Pull out everything in the gambling bill memorandum from "Memorandum from Paradign" down to "on the other.", word for word.

[Text block]
⁂

Joint Committee on the Draft Gambling Bill Written Evidence


Memorandum from Paradign Services (DGB 6)

  1.  The Gambling Review Body stated the central dilemma they faced was to balance the exercise of individual freedoms against societal responsibilities to protect vulnerable individuals on the one hand and general social concerns about excess on the other.

  2.  Their proposals moved towards allowing greater exercise of consumer choice, and in recommendations 36 and 38 they advocated the abolition of permitted areas and the demand criterion for casinos. The Government in A safe bet for success agreed with both recommendations, and for casino operating licences both prohibitions are removed by clause 71(4)(a) and (b) of the Draft Gambling Bill. In the Explanatory Notes the department says: "This abolishes the position before the draft Bill where casinos could only operate in "permitted areas" laid down by law, and where account had to be taken of anticipated local demand in deciding whether to allow a casino to commence business".

  3.  However, this part of the Bill merely requires the Gambling Commission not to have regard to either the demand for facilities or the place where they will be operated in determining the granting of an operating licence. And it is far from clear how these two much-heralded policy changes map into the determination of premises licences.

⁂

[Data supplied]
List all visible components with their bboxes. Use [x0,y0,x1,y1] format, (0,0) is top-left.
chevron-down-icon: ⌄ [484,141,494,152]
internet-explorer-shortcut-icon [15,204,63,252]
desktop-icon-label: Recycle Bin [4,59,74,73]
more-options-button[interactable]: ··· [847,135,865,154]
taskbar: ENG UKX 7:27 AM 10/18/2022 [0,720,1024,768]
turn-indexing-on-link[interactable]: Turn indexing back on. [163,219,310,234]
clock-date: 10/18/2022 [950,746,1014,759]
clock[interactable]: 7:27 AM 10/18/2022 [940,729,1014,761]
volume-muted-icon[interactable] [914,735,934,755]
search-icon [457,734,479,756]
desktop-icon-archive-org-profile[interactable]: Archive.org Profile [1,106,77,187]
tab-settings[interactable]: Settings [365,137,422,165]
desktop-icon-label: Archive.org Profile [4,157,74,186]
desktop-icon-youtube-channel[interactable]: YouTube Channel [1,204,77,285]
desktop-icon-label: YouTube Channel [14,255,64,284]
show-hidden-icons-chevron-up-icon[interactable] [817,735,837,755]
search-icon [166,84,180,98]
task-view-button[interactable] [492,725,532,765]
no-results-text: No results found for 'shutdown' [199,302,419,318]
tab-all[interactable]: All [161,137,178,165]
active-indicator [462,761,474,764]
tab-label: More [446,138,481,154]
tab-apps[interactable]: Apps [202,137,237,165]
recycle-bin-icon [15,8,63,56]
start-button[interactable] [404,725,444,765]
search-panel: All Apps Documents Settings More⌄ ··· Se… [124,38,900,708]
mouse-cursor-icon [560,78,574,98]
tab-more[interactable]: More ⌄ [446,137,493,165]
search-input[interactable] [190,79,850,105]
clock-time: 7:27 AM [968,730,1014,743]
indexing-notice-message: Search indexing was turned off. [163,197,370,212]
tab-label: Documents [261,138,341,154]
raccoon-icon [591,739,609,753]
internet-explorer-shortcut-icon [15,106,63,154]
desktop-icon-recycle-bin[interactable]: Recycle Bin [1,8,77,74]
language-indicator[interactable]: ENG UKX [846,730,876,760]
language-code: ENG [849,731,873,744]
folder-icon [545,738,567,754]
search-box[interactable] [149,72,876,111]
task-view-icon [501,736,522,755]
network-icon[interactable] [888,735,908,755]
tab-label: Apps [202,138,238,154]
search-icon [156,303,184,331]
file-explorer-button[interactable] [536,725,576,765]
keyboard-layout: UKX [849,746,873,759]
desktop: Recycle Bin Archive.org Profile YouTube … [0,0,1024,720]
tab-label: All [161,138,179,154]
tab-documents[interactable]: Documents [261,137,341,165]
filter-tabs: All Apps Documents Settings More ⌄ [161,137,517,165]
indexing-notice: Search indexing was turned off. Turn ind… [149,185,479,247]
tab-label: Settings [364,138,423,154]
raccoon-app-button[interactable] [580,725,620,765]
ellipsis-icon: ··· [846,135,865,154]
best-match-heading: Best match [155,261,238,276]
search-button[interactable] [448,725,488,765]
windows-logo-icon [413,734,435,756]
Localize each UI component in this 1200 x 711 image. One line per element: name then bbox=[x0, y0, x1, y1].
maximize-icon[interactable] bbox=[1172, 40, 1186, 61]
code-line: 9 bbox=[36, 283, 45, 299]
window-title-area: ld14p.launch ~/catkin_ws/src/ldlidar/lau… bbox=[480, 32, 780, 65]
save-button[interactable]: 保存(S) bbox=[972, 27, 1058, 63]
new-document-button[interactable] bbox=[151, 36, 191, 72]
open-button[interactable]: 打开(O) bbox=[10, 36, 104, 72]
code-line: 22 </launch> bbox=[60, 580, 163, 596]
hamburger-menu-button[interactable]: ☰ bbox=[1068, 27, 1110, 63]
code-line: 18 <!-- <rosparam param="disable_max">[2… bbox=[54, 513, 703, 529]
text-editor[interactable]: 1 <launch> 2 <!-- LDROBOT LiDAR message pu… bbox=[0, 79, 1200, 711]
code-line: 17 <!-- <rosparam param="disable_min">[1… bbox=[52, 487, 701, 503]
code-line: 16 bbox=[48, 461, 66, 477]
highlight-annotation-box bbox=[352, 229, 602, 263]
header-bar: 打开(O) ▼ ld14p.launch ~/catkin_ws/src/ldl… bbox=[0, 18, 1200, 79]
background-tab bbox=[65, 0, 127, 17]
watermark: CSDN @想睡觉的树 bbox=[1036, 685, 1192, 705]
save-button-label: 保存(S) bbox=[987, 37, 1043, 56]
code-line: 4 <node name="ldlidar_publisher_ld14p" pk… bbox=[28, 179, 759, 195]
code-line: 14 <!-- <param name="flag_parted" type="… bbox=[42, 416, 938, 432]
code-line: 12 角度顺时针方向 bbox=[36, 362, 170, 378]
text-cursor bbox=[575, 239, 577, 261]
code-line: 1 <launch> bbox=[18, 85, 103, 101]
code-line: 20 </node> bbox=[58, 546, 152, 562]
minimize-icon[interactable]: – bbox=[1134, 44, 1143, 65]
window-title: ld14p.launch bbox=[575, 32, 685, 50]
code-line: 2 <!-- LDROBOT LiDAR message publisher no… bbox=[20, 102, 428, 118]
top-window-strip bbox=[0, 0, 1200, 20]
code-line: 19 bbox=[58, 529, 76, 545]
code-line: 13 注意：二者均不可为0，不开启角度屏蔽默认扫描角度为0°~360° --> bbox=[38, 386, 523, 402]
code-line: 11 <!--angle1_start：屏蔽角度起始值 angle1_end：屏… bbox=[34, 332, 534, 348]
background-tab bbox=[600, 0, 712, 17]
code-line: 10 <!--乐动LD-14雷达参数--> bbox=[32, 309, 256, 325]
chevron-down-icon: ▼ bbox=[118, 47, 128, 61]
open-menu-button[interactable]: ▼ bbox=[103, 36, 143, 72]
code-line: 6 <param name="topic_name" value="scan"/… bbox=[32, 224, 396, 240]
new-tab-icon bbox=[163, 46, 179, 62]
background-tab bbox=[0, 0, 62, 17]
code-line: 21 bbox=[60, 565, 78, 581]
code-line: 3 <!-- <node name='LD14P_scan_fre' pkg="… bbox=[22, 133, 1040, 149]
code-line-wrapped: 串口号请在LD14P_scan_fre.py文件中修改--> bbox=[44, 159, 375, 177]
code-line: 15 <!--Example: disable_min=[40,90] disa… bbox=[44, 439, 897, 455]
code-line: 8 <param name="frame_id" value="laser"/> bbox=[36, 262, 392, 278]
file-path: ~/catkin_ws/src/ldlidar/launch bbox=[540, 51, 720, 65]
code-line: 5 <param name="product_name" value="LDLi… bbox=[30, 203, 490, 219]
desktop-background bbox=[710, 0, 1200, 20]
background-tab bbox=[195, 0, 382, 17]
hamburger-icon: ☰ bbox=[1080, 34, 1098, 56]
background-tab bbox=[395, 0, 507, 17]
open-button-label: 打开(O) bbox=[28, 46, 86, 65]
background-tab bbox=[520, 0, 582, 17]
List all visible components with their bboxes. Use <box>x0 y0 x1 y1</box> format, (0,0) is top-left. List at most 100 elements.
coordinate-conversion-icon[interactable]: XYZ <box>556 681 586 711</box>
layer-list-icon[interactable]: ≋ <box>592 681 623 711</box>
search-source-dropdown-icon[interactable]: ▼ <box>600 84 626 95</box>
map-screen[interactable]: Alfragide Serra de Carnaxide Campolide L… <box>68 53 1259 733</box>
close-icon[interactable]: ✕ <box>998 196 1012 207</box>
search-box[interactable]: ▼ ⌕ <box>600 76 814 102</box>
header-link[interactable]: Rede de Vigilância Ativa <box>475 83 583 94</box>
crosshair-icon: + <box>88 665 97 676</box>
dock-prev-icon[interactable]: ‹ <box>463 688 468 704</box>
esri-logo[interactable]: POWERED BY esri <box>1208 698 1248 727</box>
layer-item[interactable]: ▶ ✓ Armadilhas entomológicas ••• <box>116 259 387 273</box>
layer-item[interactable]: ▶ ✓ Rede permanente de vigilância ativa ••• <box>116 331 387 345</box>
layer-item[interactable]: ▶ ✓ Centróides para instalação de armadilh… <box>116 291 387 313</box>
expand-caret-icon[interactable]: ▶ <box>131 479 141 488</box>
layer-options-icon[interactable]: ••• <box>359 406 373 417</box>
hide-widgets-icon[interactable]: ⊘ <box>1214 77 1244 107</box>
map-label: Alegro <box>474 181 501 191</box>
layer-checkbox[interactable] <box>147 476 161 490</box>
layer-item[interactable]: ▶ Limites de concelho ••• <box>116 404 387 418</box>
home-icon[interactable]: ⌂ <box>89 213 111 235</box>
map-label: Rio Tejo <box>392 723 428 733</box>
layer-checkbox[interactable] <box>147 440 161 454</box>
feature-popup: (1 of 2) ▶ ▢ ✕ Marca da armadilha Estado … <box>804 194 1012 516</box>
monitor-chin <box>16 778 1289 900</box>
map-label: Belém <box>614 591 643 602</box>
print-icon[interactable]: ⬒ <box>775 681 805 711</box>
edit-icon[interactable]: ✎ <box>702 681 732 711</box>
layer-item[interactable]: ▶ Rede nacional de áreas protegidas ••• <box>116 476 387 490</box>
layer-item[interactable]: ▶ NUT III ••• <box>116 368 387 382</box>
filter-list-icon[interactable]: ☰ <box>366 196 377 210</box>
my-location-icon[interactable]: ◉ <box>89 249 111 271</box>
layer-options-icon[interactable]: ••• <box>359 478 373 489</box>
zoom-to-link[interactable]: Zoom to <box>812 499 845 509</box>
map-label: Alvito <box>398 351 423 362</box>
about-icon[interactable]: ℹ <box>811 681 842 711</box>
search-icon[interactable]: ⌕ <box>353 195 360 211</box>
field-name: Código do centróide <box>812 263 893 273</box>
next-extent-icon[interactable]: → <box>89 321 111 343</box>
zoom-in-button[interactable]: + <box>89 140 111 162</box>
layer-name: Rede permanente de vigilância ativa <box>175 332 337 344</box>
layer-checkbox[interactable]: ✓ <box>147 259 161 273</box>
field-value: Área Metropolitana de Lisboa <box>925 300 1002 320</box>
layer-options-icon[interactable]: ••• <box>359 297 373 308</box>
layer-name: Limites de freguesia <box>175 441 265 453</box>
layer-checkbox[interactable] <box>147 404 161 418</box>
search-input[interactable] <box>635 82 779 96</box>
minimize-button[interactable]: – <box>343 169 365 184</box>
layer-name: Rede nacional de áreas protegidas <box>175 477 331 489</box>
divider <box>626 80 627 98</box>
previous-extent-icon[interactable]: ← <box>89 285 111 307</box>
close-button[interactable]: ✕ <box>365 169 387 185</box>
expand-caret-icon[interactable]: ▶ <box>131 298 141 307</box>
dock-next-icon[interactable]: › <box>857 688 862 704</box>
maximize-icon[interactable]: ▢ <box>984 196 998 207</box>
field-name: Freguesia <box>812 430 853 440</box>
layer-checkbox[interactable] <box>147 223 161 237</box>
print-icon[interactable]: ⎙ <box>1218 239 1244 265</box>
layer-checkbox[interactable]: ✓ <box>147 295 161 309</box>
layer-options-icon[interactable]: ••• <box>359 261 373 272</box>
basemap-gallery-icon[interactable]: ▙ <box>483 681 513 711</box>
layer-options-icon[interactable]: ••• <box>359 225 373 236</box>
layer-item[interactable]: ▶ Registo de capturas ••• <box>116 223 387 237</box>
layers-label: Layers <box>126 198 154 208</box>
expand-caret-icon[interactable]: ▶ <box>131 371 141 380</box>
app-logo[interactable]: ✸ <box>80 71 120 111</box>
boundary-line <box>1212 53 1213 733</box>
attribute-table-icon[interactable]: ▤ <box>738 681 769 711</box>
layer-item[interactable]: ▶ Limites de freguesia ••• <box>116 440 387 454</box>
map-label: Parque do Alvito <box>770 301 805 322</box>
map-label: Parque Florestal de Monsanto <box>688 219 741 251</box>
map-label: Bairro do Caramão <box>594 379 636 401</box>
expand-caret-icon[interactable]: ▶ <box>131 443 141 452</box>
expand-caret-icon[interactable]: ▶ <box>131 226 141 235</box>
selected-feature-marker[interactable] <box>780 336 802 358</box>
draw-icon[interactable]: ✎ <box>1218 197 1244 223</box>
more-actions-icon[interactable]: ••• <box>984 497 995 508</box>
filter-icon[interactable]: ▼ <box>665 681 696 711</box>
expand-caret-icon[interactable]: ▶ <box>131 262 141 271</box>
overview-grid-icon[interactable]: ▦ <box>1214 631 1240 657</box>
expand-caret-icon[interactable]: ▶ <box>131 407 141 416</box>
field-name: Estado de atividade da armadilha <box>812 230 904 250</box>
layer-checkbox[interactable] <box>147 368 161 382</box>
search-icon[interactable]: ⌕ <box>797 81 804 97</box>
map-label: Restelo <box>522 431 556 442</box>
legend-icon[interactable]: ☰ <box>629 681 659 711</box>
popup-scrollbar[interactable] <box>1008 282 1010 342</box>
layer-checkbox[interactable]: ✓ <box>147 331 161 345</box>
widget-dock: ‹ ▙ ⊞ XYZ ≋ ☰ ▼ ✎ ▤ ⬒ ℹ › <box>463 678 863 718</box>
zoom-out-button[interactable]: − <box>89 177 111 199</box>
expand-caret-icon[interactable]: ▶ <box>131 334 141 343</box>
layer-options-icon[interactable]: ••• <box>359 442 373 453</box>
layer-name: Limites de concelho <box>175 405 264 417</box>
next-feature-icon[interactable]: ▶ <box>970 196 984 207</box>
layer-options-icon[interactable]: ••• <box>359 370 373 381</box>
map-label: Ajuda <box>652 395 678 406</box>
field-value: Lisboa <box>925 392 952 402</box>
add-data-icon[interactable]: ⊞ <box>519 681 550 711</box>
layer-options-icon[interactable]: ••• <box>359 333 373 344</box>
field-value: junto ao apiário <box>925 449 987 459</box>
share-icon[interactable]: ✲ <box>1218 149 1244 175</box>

⁂

[Task solution]
Memorandum from Paradign Services (DGB 6)

  1.  The Gambling Review Body stated the central dilemma they faced was to balance the exercise of individual freedoms against societal responsibilities to protect vulnerable individuals on the one hand and general social concerns about excess on the other.